• Requirements
Select all lines holding the word "title" from the entries that follow.

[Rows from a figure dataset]
▬▬▬▬▬▬▬▬▬▬
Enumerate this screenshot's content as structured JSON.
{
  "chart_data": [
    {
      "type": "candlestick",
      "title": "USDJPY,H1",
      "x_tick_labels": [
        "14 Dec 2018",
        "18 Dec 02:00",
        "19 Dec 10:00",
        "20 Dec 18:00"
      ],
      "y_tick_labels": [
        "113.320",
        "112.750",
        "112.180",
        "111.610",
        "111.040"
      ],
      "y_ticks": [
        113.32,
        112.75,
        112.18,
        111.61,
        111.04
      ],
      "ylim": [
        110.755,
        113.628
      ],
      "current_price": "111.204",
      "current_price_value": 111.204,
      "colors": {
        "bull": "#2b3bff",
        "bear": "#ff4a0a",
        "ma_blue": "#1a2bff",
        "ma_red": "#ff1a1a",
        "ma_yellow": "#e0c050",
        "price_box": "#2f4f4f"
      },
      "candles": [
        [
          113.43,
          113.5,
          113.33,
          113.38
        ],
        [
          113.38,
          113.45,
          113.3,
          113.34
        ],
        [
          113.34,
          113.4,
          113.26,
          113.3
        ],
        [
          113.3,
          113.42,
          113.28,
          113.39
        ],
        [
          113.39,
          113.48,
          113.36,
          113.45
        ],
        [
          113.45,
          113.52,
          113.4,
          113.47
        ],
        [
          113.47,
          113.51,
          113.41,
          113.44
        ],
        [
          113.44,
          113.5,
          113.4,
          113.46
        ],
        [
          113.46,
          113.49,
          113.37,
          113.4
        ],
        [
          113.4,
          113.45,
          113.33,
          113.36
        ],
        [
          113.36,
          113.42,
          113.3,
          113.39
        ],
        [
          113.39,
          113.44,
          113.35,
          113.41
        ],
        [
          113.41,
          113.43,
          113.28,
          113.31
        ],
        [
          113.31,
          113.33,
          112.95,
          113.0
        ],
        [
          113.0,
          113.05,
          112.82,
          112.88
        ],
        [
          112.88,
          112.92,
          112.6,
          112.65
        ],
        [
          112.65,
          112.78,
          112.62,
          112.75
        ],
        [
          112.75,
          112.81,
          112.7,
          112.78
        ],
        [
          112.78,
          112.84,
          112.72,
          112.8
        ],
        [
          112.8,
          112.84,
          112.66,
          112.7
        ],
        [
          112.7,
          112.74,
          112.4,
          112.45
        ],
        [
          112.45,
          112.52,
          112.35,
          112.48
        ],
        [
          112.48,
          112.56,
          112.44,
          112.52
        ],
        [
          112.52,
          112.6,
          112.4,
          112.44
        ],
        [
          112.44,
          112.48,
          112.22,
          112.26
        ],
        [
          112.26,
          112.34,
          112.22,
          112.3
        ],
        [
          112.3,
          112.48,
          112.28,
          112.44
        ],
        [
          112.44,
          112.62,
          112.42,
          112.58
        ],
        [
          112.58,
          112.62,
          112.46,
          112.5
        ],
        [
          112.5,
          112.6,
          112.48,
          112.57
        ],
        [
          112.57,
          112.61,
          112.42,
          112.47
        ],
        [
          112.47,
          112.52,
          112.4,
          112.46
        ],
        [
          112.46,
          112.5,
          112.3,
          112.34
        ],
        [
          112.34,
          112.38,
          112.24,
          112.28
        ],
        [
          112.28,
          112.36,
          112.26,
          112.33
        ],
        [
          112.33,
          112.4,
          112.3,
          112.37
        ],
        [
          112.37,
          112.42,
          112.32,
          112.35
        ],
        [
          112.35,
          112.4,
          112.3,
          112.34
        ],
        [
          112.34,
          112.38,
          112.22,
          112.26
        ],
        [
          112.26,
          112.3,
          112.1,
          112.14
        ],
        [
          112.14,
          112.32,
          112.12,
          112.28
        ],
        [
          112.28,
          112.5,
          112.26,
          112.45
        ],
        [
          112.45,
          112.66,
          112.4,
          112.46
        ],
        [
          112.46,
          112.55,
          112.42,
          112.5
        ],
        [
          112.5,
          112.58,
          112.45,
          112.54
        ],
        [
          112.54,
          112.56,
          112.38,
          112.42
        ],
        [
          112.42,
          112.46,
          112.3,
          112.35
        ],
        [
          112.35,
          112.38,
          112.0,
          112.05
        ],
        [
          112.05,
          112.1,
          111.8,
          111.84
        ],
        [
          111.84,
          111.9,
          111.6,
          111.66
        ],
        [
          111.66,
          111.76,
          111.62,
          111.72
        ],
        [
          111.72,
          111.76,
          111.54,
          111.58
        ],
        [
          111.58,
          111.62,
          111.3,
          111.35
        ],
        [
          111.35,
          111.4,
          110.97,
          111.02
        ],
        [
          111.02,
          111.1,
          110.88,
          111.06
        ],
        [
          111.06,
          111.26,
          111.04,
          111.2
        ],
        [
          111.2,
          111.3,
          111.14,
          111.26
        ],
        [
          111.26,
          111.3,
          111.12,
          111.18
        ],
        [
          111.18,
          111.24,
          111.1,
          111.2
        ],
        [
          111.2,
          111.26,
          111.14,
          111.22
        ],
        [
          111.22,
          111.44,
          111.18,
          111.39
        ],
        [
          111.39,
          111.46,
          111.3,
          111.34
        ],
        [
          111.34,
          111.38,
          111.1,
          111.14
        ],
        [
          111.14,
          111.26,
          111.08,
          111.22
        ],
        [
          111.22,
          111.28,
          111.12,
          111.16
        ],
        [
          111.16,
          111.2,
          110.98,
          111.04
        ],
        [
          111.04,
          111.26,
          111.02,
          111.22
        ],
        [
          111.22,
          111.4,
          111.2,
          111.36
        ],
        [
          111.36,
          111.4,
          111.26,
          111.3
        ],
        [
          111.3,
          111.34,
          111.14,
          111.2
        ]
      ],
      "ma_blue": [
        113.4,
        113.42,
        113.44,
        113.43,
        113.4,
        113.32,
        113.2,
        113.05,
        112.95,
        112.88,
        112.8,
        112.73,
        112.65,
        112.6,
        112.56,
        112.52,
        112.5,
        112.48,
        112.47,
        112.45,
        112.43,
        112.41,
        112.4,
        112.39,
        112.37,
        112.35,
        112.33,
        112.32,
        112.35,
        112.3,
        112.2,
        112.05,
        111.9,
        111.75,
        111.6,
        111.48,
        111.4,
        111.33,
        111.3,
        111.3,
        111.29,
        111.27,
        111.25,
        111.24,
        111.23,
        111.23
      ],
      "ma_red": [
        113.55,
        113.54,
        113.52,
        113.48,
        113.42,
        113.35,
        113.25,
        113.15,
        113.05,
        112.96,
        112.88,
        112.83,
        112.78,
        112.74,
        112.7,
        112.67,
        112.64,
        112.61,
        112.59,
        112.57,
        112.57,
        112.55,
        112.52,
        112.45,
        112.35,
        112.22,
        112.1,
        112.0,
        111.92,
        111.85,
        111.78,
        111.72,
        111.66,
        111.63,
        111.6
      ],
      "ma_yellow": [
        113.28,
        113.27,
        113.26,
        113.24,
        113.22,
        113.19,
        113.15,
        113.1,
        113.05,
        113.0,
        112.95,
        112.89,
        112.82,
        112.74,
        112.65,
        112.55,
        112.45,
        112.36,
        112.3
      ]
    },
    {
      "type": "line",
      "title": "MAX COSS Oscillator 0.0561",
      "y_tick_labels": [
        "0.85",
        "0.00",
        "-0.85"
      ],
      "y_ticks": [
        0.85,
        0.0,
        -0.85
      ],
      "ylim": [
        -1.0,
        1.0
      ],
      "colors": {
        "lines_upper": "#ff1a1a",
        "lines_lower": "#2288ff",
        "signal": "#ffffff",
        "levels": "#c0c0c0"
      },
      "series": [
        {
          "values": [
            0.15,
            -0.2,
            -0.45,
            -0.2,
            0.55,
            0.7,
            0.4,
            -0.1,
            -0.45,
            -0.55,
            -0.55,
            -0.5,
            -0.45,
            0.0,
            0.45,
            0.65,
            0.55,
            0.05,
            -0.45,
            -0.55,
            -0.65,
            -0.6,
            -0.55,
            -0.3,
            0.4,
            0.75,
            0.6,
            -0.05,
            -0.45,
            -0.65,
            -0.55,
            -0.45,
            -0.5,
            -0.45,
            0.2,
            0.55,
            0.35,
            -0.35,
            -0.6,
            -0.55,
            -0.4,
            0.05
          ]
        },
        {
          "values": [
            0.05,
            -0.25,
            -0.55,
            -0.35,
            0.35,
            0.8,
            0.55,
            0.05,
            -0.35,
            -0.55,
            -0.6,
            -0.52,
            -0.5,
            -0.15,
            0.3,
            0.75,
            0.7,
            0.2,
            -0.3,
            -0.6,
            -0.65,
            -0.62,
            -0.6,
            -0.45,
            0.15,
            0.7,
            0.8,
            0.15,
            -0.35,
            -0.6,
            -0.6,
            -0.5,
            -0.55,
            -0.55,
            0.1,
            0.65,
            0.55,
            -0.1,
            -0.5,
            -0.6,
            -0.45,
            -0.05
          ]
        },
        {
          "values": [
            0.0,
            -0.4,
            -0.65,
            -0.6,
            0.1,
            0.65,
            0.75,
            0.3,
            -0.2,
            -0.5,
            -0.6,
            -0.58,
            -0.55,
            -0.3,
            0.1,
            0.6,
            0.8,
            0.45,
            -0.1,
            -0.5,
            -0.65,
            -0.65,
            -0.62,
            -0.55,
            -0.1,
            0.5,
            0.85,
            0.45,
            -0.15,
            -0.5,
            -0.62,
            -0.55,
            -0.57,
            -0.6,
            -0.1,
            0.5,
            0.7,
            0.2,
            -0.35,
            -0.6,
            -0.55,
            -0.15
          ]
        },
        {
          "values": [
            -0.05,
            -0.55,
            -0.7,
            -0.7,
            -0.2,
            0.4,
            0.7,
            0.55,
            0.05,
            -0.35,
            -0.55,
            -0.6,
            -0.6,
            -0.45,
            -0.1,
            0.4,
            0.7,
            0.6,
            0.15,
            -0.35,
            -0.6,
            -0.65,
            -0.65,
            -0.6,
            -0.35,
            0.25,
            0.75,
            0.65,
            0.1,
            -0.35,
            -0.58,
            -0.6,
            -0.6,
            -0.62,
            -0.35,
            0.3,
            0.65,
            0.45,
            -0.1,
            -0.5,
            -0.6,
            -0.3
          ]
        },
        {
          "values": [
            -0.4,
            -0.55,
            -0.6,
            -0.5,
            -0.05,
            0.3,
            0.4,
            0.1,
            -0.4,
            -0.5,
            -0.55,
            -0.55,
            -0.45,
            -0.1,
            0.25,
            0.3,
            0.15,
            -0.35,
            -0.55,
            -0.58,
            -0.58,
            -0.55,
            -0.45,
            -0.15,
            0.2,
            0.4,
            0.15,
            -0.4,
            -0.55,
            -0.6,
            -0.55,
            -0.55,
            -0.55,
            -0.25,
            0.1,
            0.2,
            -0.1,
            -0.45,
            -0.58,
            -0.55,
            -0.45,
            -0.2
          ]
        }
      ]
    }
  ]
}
▬▬▬▬▬▬▬▬▬▬
• Final answer
      "title": "USDJPY,H1",
      "title": "MAX COSS Oscillator 0.0561",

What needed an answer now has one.